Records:
§ §

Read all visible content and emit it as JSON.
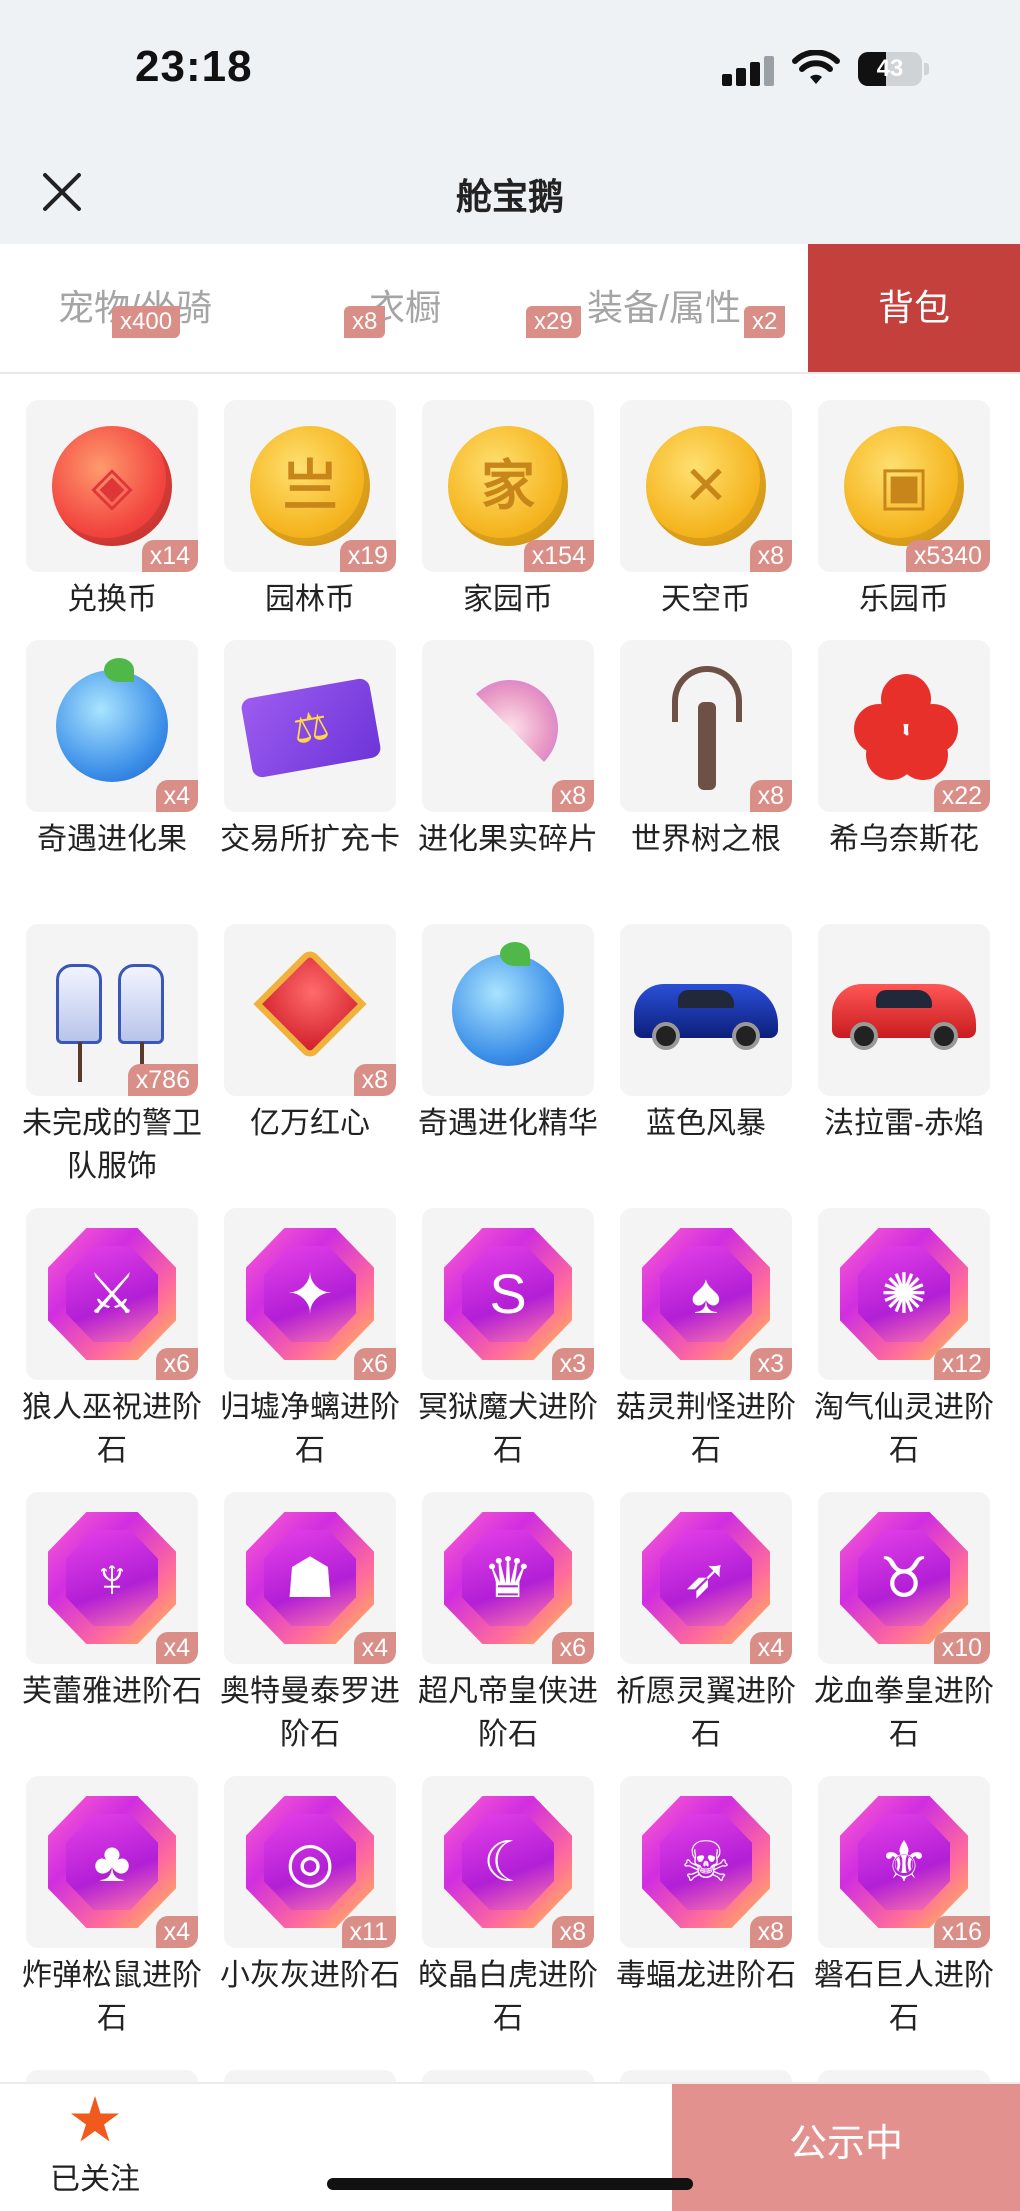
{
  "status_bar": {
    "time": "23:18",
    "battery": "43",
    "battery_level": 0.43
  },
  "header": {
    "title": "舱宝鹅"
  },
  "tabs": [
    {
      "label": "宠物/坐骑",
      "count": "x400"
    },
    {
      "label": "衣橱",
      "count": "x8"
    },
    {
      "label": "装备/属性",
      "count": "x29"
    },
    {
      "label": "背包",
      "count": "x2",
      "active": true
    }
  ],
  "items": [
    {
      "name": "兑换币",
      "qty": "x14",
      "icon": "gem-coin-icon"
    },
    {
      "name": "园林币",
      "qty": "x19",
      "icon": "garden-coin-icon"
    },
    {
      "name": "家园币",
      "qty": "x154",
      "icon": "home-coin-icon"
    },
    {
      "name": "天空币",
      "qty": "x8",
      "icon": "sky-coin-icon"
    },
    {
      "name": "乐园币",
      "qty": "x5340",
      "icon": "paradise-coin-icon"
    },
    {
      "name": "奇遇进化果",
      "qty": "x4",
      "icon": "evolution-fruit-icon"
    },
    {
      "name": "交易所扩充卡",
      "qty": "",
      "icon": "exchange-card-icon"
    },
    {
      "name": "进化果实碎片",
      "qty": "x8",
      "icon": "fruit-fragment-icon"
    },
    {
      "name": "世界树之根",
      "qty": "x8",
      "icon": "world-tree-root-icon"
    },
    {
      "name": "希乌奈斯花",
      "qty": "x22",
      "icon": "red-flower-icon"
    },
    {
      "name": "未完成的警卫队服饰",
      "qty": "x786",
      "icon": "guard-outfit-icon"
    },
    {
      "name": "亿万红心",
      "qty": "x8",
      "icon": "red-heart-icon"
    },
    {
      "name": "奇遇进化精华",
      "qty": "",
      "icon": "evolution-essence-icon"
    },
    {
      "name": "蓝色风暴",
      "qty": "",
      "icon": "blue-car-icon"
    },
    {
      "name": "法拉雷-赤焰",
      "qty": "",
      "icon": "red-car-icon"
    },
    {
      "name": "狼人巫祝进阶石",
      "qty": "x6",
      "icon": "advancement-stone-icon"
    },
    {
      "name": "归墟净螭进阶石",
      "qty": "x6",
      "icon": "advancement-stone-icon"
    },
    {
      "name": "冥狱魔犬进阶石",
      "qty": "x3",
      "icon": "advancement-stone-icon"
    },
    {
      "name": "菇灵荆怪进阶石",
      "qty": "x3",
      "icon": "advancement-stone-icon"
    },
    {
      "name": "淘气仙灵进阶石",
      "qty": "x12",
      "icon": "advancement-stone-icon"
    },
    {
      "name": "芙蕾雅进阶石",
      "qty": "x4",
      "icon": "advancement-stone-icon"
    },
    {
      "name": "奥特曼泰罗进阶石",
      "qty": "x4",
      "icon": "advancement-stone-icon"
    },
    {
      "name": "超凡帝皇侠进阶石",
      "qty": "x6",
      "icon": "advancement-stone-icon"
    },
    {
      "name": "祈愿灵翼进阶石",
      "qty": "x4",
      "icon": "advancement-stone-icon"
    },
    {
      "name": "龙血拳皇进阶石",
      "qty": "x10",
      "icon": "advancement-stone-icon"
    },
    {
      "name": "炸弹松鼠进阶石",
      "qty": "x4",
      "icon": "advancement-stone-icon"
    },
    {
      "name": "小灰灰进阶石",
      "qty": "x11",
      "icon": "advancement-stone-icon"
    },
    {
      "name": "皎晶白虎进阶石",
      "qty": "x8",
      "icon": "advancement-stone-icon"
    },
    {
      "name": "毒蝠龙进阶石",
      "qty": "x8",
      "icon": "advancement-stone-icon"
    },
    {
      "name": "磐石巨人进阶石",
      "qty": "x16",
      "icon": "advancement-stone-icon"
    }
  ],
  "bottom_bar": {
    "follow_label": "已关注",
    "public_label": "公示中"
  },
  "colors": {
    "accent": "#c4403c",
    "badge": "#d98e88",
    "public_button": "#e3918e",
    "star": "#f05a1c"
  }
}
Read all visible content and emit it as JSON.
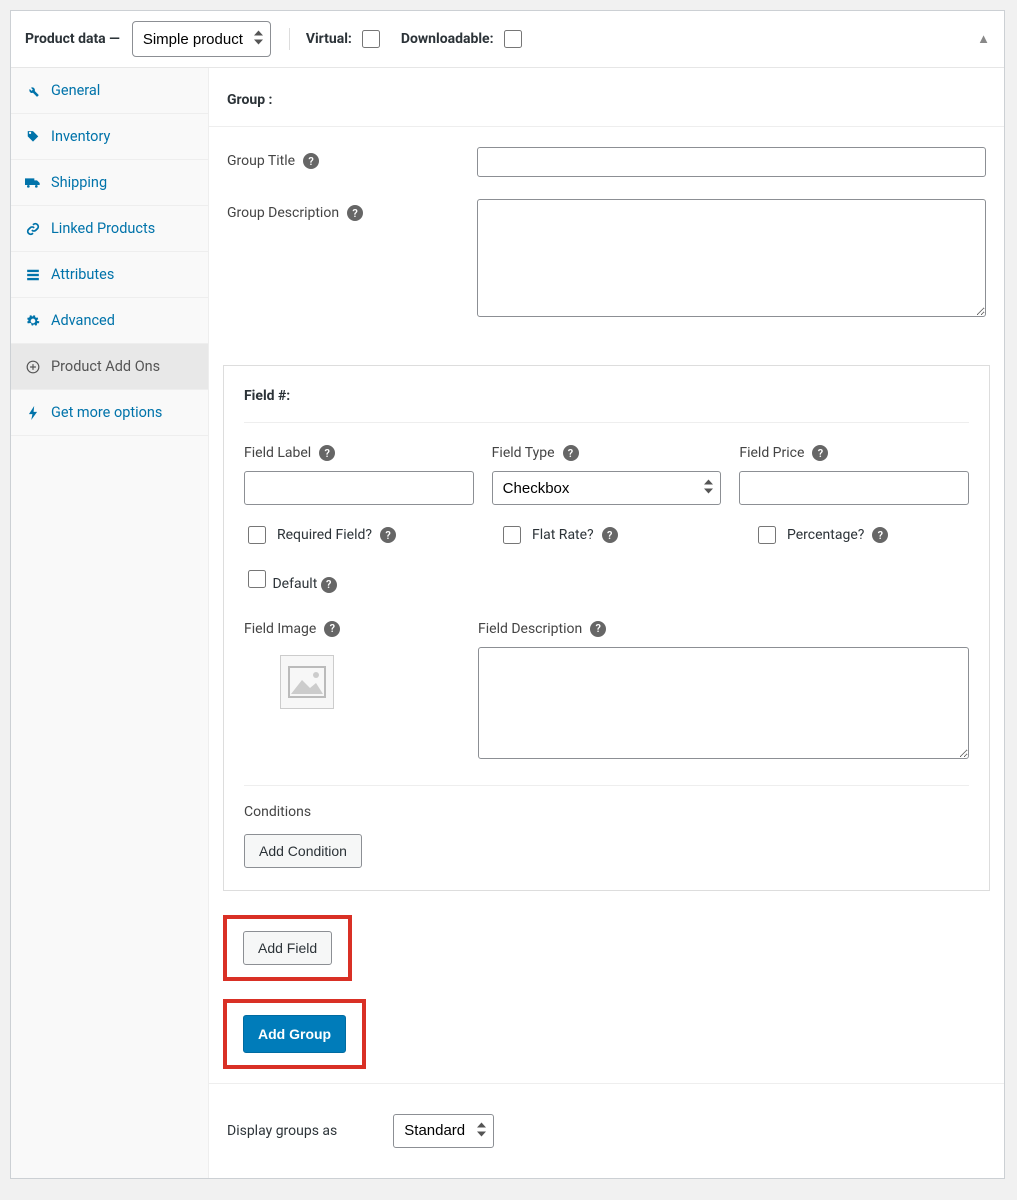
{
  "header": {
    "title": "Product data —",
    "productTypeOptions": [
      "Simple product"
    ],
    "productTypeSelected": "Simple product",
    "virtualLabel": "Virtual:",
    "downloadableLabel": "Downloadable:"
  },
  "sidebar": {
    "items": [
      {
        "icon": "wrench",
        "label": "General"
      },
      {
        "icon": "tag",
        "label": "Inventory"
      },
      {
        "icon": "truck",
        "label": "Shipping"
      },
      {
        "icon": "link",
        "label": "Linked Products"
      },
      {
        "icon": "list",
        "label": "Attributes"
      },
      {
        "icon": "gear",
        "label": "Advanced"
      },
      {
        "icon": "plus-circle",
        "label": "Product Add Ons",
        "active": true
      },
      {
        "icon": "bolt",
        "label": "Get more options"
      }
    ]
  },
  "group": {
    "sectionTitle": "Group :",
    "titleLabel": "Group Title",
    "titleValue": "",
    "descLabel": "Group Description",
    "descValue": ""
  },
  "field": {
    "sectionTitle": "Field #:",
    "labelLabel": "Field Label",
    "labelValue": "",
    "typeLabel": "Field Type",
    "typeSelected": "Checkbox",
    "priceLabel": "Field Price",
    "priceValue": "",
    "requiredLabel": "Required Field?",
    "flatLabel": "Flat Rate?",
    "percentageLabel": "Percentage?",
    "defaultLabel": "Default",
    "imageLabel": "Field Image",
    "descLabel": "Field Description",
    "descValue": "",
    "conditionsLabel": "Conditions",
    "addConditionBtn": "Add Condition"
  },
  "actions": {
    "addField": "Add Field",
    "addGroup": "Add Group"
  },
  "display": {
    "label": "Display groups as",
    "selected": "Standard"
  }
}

§ §

- What the task asks: Using the listing above, show every line that includes the string "descLabel".

- Output:
    "descLabel": "Group Description",
    "descLabel": "Field Description",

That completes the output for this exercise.